■ Provided records
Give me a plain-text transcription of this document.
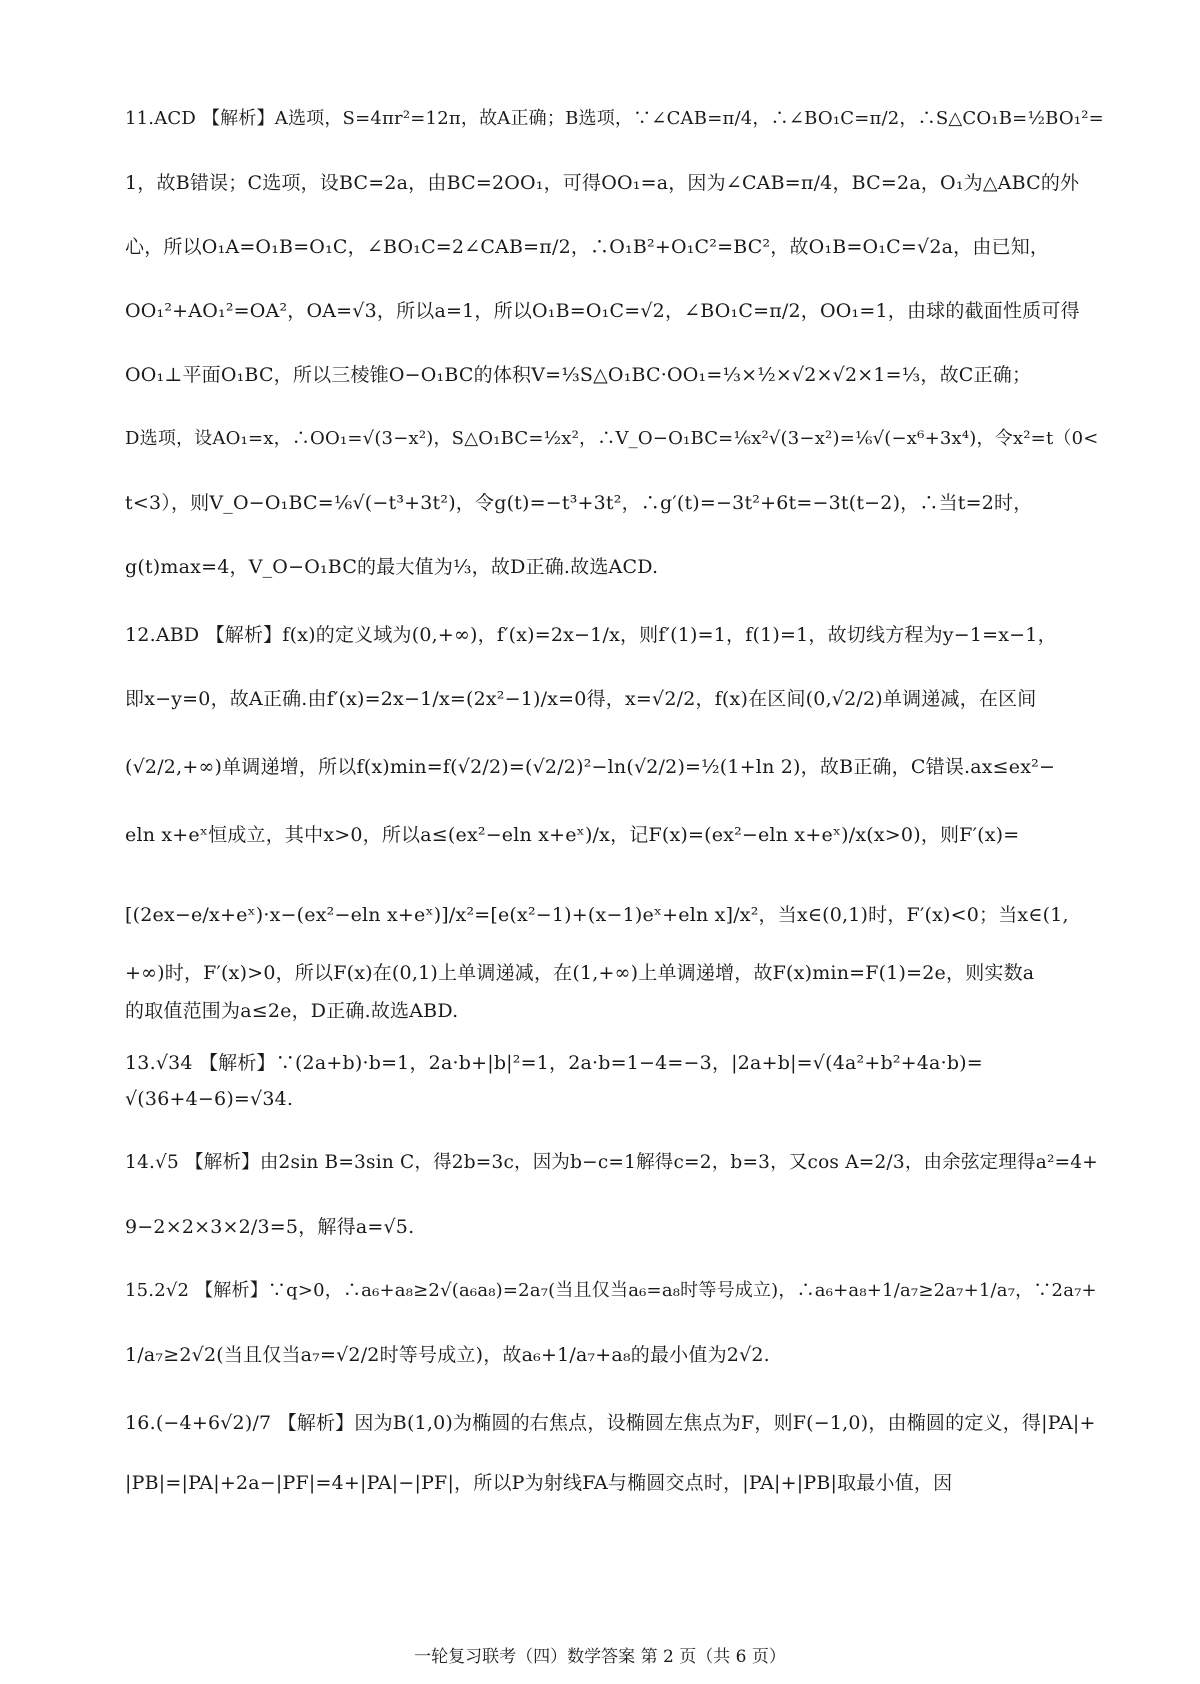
11.ACD 【解析】A选项，S=4πr²=12π，故A正确；B选项，∵∠CAB=π/4，∴∠BO₁C=π/2，∴S△CO₁B=½BO₁²=
1，故B错误；C选项，设BC=2a，由BC=2OO₁，可得OO₁=a，因为∠CAB=π/4，BC=2a，O₁为△ABC的外
心，所以O₁A=O₁B=O₁C，∠BO₁C=2∠CAB=π/2，∴O₁B²+O₁C²=BC²，故O₁B=O₁C=√2a，由已知，
OO₁²+AO₁²=OA²，OA=√3，所以a=1，所以O₁B=O₁C=√2，∠BO₁C=π/2，OO₁=1，由球的截面性质可得
OO₁⊥平面O₁BC，所以三棱锥O−O₁BC的体积V=⅓S△O₁BC·OO₁=⅓×½×√2×√2×1=⅓，故C正确；
D选项，设AO₁=x，∴OO₁=√(3−x²)，S△O₁BC=½x²，∴V_O−O₁BC=⅙x²√(3−x²)=⅙√(−x⁶+3x⁴)，令x²=t（0<
t<3），则V_O−O₁BC=⅙√(−t³+3t²)，令g(t)=−t³+3t²，∴g′(t)=−3t²+6t=−3t(t−2)，∴当t=2时，
g(t)max=4，V_O−O₁BC的最大值为⅓，故D正确.故选ACD.
12.ABD 【解析】f(x)的定义域为(0,+∞)，f′(x)=2x−1/x，则f′(1)=1，f(1)=1，故切线方程为y−1=x−1，
即x−y=0，故A正确.由f′(x)=2x−1/x=(2x²−1)/x=0得，x=√2/2，f(x)在区间(0,√2/2)单调递减，在区间
(√2/2,+∞)单调递增，所以f(x)min=f(√2/2)=(√2/2)²−ln(√2/2)=½(1+ln 2)，故B正确，C错误.ax≤ex²−
eln x+eˣ恒成立，其中x>0，所以a≤(ex²−eln x+eˣ)/x，记F(x)=(ex²−eln x+eˣ)/x(x>0)，则F′(x)=
[(2ex−e/x+eˣ)·x−(ex²−eln x+eˣ)]/x²=[e(x²−1)+(x−1)eˣ+eln x]/x²，当x∈(0,1)时，F′(x)<0；当x∈(1,
+∞)时，F′(x)>0，所以F(x)在(0,1)上单调递减，在(1,+∞)上单调递增，故F(x)min=F(1)=2e，则实数a
的取值范围为a≤2e，D正确.故选ABD.
13.√34 【解析】∵(2a+b)·b=1，2a·b+|b|²=1，2a·b=1−4=−3，|2a+b|=√(4a²+b²+4a·b)=
√(36+4−6)=√34.
14.√5 【解析】由2sin B=3sin C，得2b=3c，因为b−c=1解得c=2，b=3，又cos A=2/3，由余弦定理得a²=4+
9−2×2×3×2/3=5，解得a=√5.
15.2√2 【解析】∵q>0，∴a₆+a₈≥2√(a₆a₈)=2a₇(当且仅当a₆=a₈时等号成立)，∴a₆+a₈+1/a₇≥2a₇+1/a₇，∵2a₇+
1/a₇≥2√2(当且仅当a₇=√2/2时等号成立)，故a₆+1/a₇+a₈的最小值为2√2.
16.(−4+6√2)/7 【解析】因为B(1,0)为椭圆的右焦点，设椭圆左焦点为F，则F(−1,0)，由椭圆的定义，得|PA|+
|PB|=|PA|+2a−|PF|=4+|PA|−|PF|，所以P为射线FA与椭圆交点时，|PA|+|PB|取最小值，因
一轮复习联考（四）数学答案 第 2 页（共 6 页）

■ What you will do
Your task is to copy the entries in full and exactly, without any images.

■ Reply
Give me a plain-text transcription of this document.
11.ACD 【解析】A选项，S=4πr²=12π，故A正确；B选项，∵∠CAB=π/4，∴∠BO₁C=π/2，∴S△CO₁B=½BO₁²=
1，故B错误；C选项，设BC=2a，由BC=2OO₁，可得OO₁=a，因为∠CAB=π/4，BC=2a，O₁为△ABC的外
心，所以O₁A=O₁B=O₁C，∠BO₁C=2∠CAB=π/2，∴O₁B²+O₁C²=BC²，故O₁B=O₁C=√2a，由已知，
OO₁²+AO₁²=OA²，OA=√3，所以a=1，所以O₁B=O₁C=√2，∠BO₁C=π/2，OO₁=1，由球的截面性质可得
OO₁⊥平面O₁BC，所以三棱锥O−O₁BC的体积V=⅓S△O₁BC·OO₁=⅓×½×√2×√2×1=⅓，故C正确；
D选项，设AO₁=x，∴OO₁=√(3−x²)，S△O₁BC=½x²，∴V_O−O₁BC=⅙x²√(3−x²)=⅙√(−x⁶+3x⁴)，令x²=t（0<
t<3），则V_O−O₁BC=⅙√(−t³+3t²)，令g(t)=−t³+3t²，∴g′(t)=−3t²+6t=−3t(t−2)，∴当t=2时，
g(t)max=4，V_O−O₁BC的最大值为⅓，故D正确.故选ACD.
12.ABD 【解析】f(x)的定义域为(0,+∞)，f′(x)=2x−1/x，则f′(1)=1，f(1)=1，故切线方程为y−1=x−1，
即x−y=0，故A正确.由f′(x)=2x−1/x=(2x²−1)/x=0得，x=√2/2，f(x)在区间(0,√2/2)单调递减，在区间
(√2/2,+∞)单调递增，所以f(x)min=f(√2/2)=(√2/2)²−ln(√2/2)=½(1+ln 2)，故B正确，C错误.ax≤ex²−
eln x+eˣ恒成立，其中x>0，所以a≤(ex²−eln x+eˣ)/x，记F(x)=(ex²−eln x+eˣ)/x(x>0)，则F′(x)=
[(2ex−e/x+eˣ)·x−(ex²−eln x+eˣ)]/x²=[e(x²−1)+(x−1)eˣ+eln x]/x²，当x∈(0,1)时，F′(x)<0；当x∈(1,
+∞)时，F′(x)>0，所以F(x)在(0,1)上单调递减，在(1,+∞)上单调递增，故F(x)min=F(1)=2e，则实数a
的取值范围为a≤2e，D正确.故选ABD.
13.√34 【解析】∵(2a+b)·b=1，2a·b+|b|²=1，2a·b=1−4=−3，|2a+b|=√(4a²+b²+4a·b)=
√(36+4−6)=√34.
14.√5 【解析】由2sin B=3sin C，得2b=3c，因为b−c=1解得c=2，b=3，又cos A=2/3，由余弦定理得a²=4+
9−2×2×3×2/3=5，解得a=√5.
15.2√2 【解析】∵q>0，∴a₆+a₈≥2√(a₆a₈)=2a₇(当且仅当a₆=a₈时等号成立)，∴a₆+a₈+1/a₇≥2a₇+1/a₇，∵2a₇+
1/a₇≥2√2(当且仅当a₇=√2/2时等号成立)，故a₆+1/a₇+a₈的最小值为2√2.
16.(−4+6√2)/7 【解析】因为B(1,0)为椭圆的右焦点，设椭圆左焦点为F，则F(−1,0)，由椭圆的定义，得|PA|+
|PB|=|PA|+2a−|PF|=4+|PA|−|PF|，所以P为射线FA与椭圆交点时，|PA|+|PB|取最小值，因
一轮复习联考（四）数学答案 第 2 页（共 6 页）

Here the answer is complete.